* Exercise requirements *
Scan the material below for the string "items", and copy every line where it shows up.

* Source records *

▬▬▬▬▬▬▬▬▬▬

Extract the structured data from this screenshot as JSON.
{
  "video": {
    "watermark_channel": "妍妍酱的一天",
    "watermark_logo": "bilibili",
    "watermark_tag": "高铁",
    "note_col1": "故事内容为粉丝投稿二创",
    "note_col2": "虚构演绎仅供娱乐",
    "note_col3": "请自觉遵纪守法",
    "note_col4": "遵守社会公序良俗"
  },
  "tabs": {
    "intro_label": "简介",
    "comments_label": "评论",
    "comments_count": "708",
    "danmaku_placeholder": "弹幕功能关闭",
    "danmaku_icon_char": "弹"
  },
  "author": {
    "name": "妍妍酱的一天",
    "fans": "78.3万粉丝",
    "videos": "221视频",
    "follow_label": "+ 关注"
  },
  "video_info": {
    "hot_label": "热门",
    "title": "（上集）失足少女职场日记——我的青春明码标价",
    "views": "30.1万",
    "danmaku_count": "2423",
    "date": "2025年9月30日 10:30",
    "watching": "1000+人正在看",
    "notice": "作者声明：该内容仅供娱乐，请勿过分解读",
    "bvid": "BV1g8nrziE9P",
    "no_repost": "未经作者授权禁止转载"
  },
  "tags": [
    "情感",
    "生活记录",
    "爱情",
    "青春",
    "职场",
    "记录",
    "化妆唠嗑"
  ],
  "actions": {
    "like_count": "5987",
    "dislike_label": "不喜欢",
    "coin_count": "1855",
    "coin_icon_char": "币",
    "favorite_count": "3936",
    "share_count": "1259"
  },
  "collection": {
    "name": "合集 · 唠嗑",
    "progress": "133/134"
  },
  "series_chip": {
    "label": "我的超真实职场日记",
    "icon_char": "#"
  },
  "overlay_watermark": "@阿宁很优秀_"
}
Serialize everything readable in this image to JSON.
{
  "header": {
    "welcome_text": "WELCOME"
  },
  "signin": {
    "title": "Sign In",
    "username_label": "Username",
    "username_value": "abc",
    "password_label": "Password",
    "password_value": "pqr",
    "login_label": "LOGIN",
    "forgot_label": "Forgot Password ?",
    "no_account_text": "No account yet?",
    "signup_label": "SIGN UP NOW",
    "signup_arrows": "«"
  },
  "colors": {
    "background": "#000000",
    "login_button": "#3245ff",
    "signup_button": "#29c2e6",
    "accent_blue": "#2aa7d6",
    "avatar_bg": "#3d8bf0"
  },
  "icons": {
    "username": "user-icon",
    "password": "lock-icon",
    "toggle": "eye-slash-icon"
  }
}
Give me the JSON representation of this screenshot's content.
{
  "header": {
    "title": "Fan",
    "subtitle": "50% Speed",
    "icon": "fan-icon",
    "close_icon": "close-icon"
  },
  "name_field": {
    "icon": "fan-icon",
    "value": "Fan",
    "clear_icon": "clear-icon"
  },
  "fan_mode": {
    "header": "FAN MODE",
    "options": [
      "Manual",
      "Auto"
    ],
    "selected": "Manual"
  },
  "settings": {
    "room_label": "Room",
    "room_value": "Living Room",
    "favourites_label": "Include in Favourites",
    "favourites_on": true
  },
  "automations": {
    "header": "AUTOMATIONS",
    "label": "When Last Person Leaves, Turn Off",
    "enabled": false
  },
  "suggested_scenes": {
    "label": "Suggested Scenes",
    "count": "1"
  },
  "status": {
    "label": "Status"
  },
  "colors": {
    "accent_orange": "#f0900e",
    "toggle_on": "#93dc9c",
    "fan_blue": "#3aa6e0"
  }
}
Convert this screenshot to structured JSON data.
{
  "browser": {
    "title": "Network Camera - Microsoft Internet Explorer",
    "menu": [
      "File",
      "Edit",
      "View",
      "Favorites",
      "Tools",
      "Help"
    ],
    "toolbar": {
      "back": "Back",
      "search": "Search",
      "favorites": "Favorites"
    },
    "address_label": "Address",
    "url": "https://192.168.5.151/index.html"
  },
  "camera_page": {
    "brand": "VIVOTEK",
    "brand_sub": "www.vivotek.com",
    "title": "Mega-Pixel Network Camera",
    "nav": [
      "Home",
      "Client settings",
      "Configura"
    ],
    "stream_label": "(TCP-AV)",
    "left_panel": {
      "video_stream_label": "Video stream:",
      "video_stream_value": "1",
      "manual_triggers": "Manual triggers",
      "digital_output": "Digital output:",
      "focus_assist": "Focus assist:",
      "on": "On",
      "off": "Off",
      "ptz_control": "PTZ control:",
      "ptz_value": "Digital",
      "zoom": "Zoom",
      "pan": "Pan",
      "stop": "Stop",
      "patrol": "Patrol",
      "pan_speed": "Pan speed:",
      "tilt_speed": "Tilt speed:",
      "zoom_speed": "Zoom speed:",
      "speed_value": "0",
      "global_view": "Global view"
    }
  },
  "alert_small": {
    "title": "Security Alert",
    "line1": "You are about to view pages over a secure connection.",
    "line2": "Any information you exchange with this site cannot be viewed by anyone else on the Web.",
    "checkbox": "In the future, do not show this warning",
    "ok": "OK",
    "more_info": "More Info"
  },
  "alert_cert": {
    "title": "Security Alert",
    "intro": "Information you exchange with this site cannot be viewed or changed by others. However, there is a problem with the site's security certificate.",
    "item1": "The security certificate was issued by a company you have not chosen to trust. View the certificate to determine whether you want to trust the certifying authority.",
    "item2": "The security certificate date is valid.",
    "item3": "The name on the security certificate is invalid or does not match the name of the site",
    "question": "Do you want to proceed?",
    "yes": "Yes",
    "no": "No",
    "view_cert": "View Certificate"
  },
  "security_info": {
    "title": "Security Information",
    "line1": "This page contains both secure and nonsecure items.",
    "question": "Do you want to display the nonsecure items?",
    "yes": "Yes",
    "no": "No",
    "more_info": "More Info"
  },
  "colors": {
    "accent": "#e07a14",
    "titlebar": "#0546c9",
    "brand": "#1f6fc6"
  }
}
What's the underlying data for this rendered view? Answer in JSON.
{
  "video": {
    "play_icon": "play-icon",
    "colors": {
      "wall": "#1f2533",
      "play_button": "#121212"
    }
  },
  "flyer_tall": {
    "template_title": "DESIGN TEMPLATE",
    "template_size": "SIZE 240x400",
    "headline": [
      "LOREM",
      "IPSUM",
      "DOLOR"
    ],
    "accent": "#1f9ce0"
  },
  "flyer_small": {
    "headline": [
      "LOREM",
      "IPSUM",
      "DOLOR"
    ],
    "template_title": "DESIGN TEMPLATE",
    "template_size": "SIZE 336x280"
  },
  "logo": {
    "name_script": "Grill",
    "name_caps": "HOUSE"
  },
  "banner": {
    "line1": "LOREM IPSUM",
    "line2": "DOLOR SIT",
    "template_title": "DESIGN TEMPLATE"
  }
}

▬▬▬▬▬▬▬▬▬▬

* Response to the exercise *
    "line1": "This page contains both secure and nonsecure items.",
    "question": "Do you want to display the nonsecure items?",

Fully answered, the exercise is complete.